** start of ENTRIES SHOWN **

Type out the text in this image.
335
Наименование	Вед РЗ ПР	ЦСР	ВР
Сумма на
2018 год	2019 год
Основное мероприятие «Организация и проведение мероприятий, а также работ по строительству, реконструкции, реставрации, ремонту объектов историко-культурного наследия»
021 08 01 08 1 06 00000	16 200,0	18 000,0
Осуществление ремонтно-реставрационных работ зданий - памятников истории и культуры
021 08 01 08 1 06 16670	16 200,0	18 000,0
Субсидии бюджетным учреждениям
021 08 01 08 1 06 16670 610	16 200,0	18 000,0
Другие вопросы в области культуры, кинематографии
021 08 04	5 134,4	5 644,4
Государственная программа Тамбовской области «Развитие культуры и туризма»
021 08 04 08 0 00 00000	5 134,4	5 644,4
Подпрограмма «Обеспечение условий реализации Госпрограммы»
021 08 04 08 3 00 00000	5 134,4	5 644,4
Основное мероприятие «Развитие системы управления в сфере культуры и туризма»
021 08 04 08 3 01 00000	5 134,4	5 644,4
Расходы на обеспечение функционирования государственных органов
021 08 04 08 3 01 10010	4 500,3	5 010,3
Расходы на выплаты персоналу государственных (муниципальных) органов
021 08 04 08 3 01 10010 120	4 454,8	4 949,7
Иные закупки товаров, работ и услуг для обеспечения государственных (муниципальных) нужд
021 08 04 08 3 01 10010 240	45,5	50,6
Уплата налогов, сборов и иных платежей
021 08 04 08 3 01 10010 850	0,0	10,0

** end of ENTRIES SHOWN **

» **TASK REQUIREMENTS**: Report how many lines hold the string "муниципальных", giving the number and nothing else.

» **OUTPUT OF THE EXERCISE**: 2